EXERCISE =
Word for word, give the material below again, minus any images.

========================================

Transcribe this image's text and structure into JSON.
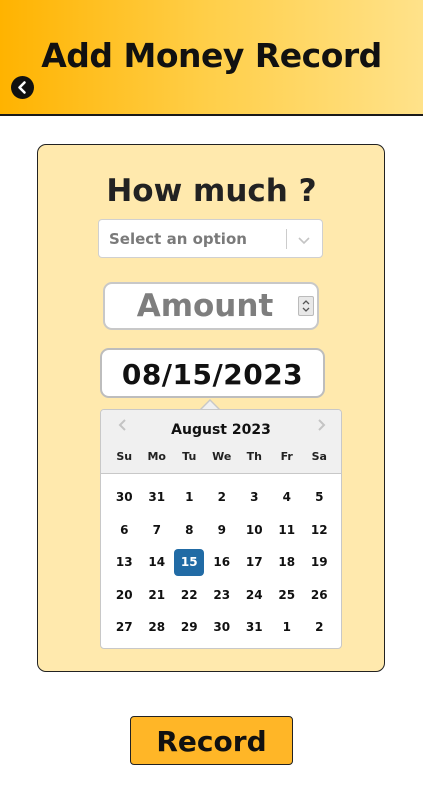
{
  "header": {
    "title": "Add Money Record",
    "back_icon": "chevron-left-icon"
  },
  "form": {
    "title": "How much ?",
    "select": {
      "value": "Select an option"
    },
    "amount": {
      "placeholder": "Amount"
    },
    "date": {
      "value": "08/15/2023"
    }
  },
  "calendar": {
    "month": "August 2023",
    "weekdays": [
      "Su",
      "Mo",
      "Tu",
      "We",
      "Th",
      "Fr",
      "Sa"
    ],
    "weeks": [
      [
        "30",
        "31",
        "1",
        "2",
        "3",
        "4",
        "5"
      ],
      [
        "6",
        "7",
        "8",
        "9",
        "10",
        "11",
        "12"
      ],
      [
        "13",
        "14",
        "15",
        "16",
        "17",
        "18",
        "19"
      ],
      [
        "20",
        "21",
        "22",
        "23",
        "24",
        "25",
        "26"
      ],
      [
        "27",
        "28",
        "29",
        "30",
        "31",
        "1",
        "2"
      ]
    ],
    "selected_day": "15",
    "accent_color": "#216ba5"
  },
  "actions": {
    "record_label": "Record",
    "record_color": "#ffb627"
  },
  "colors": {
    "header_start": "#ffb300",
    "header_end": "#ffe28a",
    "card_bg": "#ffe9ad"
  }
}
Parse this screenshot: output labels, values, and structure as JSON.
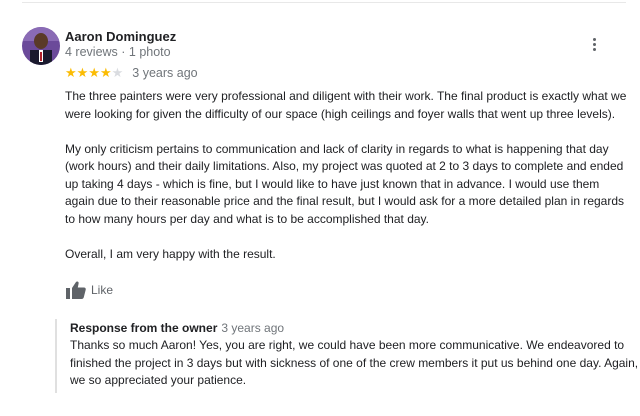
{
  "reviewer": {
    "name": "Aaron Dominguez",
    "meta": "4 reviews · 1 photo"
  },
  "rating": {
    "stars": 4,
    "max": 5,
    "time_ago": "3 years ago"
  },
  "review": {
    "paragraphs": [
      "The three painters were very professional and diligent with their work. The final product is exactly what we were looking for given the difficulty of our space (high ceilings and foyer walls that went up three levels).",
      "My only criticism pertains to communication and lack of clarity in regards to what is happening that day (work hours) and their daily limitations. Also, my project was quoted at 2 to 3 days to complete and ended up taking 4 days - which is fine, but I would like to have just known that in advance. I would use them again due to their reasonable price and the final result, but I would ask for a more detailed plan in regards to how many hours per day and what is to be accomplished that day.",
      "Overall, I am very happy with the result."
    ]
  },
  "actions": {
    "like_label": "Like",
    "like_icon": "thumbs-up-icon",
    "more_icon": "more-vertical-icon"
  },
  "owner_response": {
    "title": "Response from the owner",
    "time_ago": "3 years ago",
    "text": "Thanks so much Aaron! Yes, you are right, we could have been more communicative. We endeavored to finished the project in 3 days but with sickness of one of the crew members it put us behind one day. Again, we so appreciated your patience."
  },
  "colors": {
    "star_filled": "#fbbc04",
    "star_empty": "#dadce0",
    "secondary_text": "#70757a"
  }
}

========================================

COMPLETED TASK =
Transcribe this image's text and structure into JSON.
{
  "header": {
    "title": "Add Money Record",
    "back_icon": "chevron-left-icon"
  },
  "form": {
    "title": "How much ?",
    "select": {
      "value": "Select an option"
    },
    "amount": {
      "placeholder": "Amount"
    },
    "date": {
      "value": "08/15/2023"
    }
  },
  "calendar": {
    "month": "August 2023",
    "weekdays": [
      "Su",
      "Mo",
      "Tu",
      "We",
      "Th",
      "Fr",
      "Sa"
    ],
    "weeks": [
      [
        "30",
        "31",
        "1",
        "2",
        "3",
        "4",
        "5"
      ],
      [
        "6",
        "7",
        "8",
        "9",
        "10",
        "11",
        "12"
      ],
      [
        "13",
        "14",
        "15",
        "16",
        "17",
        "18",
        "19"
      ],
      [
        "20",
        "21",
        "22",
        "23",
        "24",
        "25",
        "26"
      ],
      [
        "27",
        "28",
        "29",
        "30",
        "31",
        "1",
        "2"
      ]
    ],
    "selected_day": "15",
    "accent_color": "#216ba5"
  },
  "actions": {
    "record_label": "Record",
    "record_color": "#ffb627"
  },
  "colors": {
    "header_start": "#ffb300",
    "header_end": "#ffe28a",
    "card_bg": "#ffe9ad"
  }
}
Parse this screenshot: output labels, values, and structure as JSON.
{
  "reviewer": {
    "name": "Aaron Dominguez",
    "meta": "4 reviews · 1 photo"
  },
  "rating": {
    "stars": 4,
    "max": 5,
    "time_ago": "3 years ago"
  },
  "review": {
    "paragraphs": [
      "The three painters were very professional and diligent with their work. The final product is exactly what we were looking for given the difficulty of our space (high ceilings and foyer walls that went up three levels).",
      "My only criticism pertains to communication and lack of clarity in regards to what is happening that day (work hours) and their daily limitations. Also, my project was quoted at 2 to 3 days to complete and ended up taking 4 days - which is fine, but I would like to have just known that in advance. I would use them again due to their reasonable price and the final result, but I would ask for a more detailed plan in regards to how many hours per day and what is to be accomplished that day.",
      "Overall, I am very happy with the result."
    ]
  },
  "actions": {
    "like_label": "Like",
    "like_icon": "thumbs-up-icon",
    "more_icon": "more-vertical-icon"
  },
  "owner_response": {
    "title": "Response from the owner",
    "time_ago": "3 years ago",
    "text": "Thanks so much Aaron! Yes, you are right, we could have been more communicative. We endeavored to finished the project in 3 days but with sickness of one of the crew members it put us behind one day. Again, we so appreciated your patience."
  },
  "colors": {
    "star_filled": "#fbbc04",
    "star_empty": "#dadce0",
    "secondary_text": "#70757a"
  }
}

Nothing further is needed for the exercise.